Figure collection entries:
* * *

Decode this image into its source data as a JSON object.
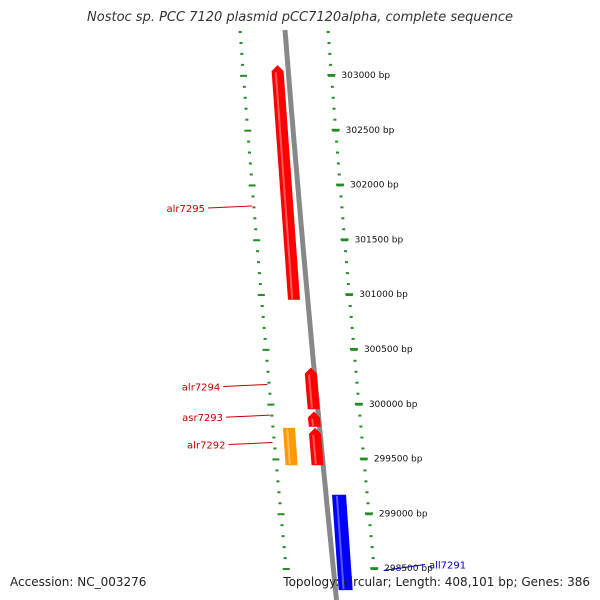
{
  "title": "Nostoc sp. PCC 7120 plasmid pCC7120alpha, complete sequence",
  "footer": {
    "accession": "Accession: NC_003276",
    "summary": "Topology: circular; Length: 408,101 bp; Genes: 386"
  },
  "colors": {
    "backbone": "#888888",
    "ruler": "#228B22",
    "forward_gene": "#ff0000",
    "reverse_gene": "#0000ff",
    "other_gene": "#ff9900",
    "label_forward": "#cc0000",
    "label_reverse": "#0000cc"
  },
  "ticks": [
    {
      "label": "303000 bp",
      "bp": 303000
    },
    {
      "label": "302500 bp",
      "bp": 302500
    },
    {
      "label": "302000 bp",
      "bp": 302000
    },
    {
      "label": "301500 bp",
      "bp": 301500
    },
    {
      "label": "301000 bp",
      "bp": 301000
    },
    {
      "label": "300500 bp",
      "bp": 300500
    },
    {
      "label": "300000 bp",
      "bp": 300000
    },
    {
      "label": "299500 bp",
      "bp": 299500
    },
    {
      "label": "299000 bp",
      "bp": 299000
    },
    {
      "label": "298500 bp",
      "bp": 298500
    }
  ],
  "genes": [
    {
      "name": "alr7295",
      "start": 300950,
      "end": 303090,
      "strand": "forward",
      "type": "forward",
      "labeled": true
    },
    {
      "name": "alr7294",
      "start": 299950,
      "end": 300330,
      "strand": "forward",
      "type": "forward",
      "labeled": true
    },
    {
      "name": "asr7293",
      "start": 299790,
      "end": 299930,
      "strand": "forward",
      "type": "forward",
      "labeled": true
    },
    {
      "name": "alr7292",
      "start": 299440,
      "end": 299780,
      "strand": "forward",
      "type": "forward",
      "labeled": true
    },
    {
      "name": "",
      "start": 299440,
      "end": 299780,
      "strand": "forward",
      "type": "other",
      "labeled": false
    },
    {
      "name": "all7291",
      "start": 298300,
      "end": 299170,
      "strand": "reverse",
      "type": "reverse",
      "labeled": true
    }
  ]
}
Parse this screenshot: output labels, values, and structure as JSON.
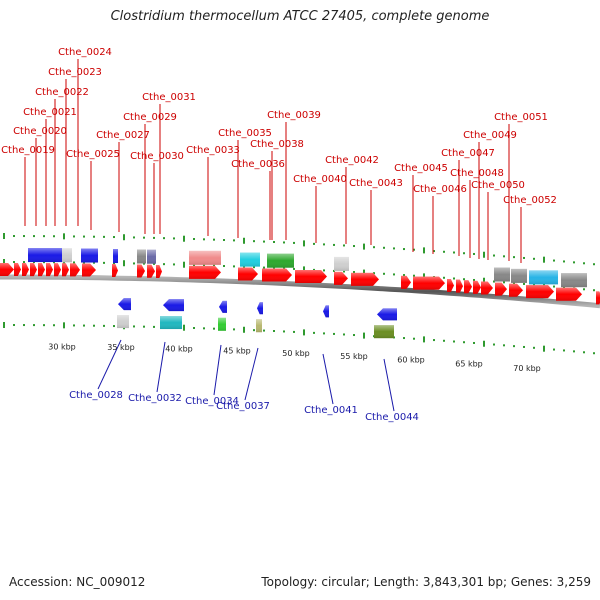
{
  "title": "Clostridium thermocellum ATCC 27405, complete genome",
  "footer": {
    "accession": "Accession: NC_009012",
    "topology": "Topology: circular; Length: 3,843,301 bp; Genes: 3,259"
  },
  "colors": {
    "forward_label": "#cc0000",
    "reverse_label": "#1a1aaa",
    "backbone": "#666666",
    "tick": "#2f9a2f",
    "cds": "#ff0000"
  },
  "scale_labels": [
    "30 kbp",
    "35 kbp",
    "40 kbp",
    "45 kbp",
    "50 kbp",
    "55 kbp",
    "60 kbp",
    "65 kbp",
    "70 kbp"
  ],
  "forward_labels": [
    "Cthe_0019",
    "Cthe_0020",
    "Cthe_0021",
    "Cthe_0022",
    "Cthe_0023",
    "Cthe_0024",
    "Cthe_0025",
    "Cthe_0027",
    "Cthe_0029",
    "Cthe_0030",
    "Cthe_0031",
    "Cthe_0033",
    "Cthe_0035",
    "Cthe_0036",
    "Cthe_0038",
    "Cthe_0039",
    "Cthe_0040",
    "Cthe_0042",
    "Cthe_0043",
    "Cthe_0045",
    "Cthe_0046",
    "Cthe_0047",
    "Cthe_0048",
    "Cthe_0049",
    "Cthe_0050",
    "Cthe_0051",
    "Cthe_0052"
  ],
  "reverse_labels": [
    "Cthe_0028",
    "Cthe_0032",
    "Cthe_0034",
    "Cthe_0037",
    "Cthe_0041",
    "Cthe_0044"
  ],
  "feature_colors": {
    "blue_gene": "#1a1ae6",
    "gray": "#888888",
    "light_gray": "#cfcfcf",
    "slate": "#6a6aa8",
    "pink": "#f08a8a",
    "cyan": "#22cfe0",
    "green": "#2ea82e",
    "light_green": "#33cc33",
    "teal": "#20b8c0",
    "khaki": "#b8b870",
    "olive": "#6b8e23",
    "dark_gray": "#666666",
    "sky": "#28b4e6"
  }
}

* * *

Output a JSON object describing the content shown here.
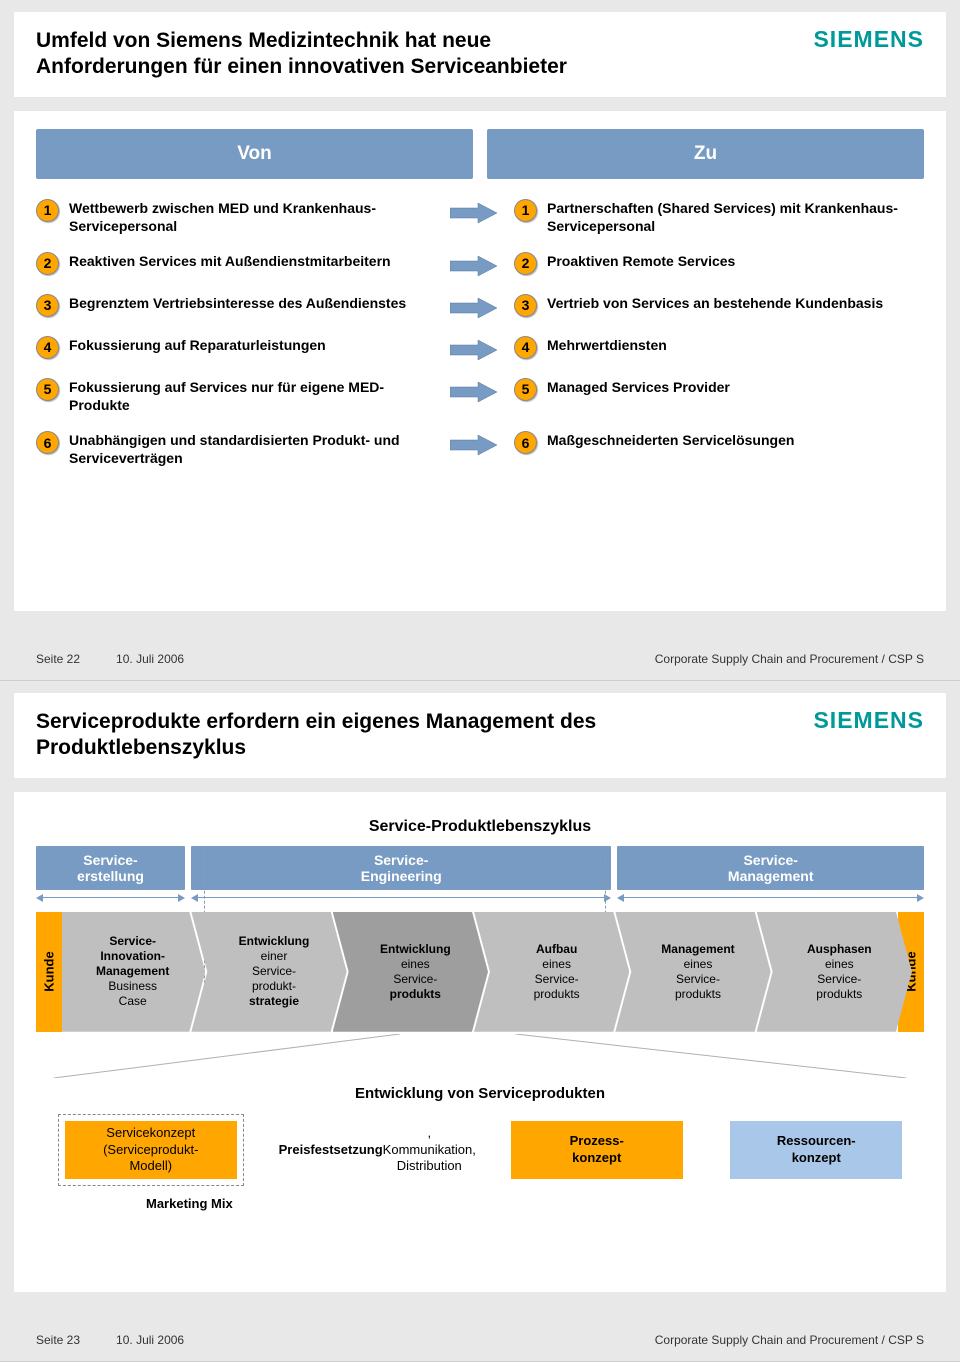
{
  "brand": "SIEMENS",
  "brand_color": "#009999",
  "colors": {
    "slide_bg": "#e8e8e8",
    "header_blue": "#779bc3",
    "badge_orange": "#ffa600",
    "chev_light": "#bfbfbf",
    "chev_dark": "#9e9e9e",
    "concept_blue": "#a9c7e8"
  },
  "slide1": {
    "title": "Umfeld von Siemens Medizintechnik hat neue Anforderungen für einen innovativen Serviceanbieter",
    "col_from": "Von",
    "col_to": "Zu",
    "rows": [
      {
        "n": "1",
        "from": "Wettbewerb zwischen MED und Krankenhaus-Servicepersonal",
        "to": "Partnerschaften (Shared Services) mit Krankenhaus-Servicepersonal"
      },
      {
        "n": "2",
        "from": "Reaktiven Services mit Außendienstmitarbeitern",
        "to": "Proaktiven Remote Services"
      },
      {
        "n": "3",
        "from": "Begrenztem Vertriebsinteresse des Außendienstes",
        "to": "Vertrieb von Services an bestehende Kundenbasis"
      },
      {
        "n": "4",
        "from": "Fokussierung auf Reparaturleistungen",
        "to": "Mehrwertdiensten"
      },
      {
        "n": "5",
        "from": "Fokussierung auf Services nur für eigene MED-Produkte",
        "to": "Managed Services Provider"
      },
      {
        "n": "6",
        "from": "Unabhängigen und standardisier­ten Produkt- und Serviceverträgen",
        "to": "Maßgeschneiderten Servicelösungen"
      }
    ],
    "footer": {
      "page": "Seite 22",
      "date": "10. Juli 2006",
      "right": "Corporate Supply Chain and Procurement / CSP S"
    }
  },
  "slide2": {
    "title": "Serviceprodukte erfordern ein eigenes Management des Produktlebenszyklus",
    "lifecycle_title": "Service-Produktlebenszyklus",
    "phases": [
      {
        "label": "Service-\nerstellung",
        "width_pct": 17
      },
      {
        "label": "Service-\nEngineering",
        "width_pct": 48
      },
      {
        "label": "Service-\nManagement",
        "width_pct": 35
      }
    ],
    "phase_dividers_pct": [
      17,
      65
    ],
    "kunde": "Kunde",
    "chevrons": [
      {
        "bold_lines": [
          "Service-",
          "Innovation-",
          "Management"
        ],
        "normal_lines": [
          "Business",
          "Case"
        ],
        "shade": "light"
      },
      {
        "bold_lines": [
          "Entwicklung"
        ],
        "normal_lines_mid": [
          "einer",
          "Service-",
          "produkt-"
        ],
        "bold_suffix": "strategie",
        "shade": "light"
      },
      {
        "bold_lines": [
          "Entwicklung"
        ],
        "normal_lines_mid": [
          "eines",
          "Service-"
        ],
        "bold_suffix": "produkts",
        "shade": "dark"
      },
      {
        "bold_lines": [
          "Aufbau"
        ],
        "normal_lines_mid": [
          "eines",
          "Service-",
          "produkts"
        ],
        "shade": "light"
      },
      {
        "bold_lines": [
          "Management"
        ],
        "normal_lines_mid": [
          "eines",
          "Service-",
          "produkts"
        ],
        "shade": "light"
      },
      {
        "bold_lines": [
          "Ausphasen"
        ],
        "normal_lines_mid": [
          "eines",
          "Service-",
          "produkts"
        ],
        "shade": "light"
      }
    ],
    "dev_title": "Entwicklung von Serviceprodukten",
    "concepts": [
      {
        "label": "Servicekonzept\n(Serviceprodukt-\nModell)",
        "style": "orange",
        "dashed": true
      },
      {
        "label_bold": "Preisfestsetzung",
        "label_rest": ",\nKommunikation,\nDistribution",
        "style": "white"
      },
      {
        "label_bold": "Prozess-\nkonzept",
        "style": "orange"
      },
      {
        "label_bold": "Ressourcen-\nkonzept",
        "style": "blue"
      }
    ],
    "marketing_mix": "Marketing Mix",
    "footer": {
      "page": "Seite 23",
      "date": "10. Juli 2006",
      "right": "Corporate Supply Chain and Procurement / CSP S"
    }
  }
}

* * *

> **Exercise**: Every line that contains the string "object" should be copied from the records.

> **Result of this exercise**:
Decode this image into its source data as a JSON object.
Output a JSON object describing the content shown here.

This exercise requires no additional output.